In the copy, keep every record exact and leave out all images.

#### Material shown ####

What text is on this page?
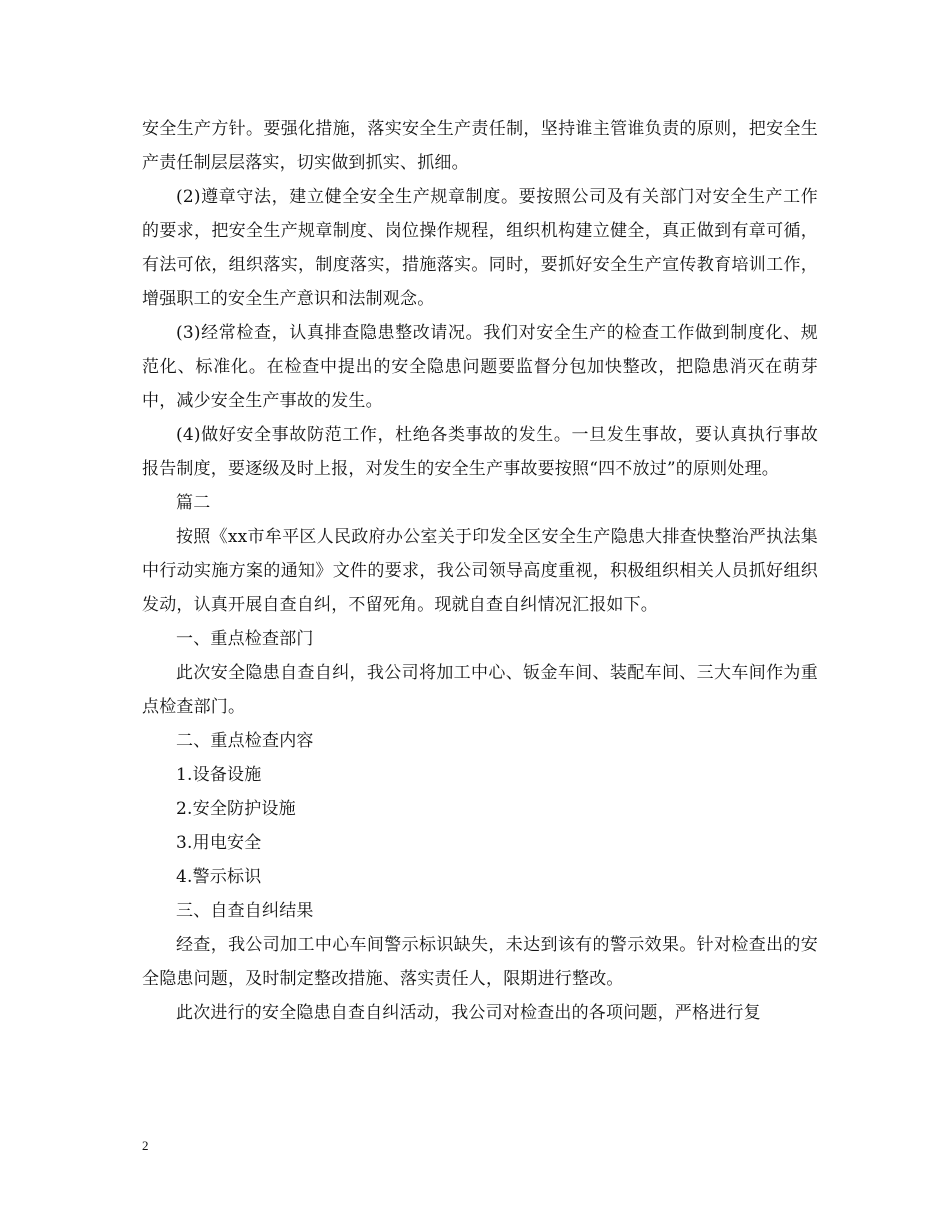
安全生产方针。要强化措施，落实安全生产责任制，坚持谁主管谁负责的原则，把安全生产责任制层层落实，切实做到抓实、抓细。

(2)遵章守法，建立健全安全生产规章制度。要按照公司及有关部门对安全生产工作的要求，把安全生产规章制度、岗位操作规程，组织机构建立健全，真正做到有章可循，有法可依，组织落实，制度落实，措施落实。同时，要抓好安全生产宣传教育培训工作，增强职工的安全生产意识和法制观念。

(3)经常检查，认真排查隐患整改请况。我们对安全生产的检查工作做到制度化、规范化、标准化。在检查中提出的安全隐患问题要监督分包加快整改，把隐患消灭在萌芽中，减少安全生产事故的发生。

(4)做好安全事故防范工作，杜绝各类事故的发生。一旦发生事故，要认真执行事故报告制度，要逐级及时上报，对发生的安全生产事故要按照“四不放过”的原则处理。

篇二

按照《xx市牟平区人民政府办公室关于印发全区安全生产隐患大排查快整治严执法集中行动实施方案的通知》文件的要求，我公司领导高度重视，积极组织相关人员抓好组织发动，认真开展自查自纠，不留死角。现就自查自纠情况汇报如下。

一、重点检查部门

此次安全隐患自查自纠，我公司将加工中心、钣金车间、装配车间、三大车间作为重点检查部门。

二、重点检查内容

1.设备设施

2.安全防护设施

3.用电安全

4.警示标识

三、自查自纠结果

经查，我公司加工中心车间警示标识缺失，未达到该有的警示效果。针对检查出的安全隐患问题，及时制定整改措施、落实责任人，限期进行整改。

此次进行的安全隐患自查自纠活动，我公司对检查出的各项问题，严格进行复

2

####

**Task response:**
What text is on this page?
安全生产方针。要强化措施，落实安全生产责任制，坚持谁主管谁负责的原则，把安全生产责任制层层落实，切实做到抓实、抓细。

(2)遵章守法，建立健全安全生产规章制度。要按照公司及有关部门对安全生产工作的要求，把安全生产规章制度、岗位操作规程，组织机构建立健全，真正做到有章可循，有法可依，组织落实，制度落实，措施落实。同时，要抓好安全生产宣传教育培训工作，增强职工的安全生产意识和法制观念。

(3)经常检查，认真排查隐患整改请况。我们对安全生产的检查工作做到制度化、规范化、标准化。在检查中提出的安全隐患问题要监督分包加快整改，把隐患消灭在萌芽中，减少安全生产事故的发生。

(4)做好安全事故防范工作，杜绝各类事故的发生。一旦发生事故，要认真执行事故报告制度，要逐级及时上报，对发生的安全生产事故要按照“四不放过”的原则处理。

篇二

按照《xx市牟平区人民政府办公室关于印发全区安全生产隐患大排查快整治严执法集中行动实施方案的通知》文件的要求，我公司领导高度重视，积极组织相关人员抓好组织发动，认真开展自查自纠，不留死角。现就自查自纠情况汇报如下。

一、重点检查部门

此次安全隐患自查自纠，我公司将加工中心、钣金车间、装配车间、三大车间作为重点检查部门。

二、重点检查内容

1.设备设施

2.安全防护设施

3.用电安全

4.警示标识

三、自查自纠结果

经查，我公司加工中心车间警示标识缺失，未达到该有的警示效果。针对检查出的安全隐患问题，及时制定整改措施、落实责任人，限期进行整改。

此次进行的安全隐患自查自纠活动，我公司对检查出的各项问题，严格进行复

2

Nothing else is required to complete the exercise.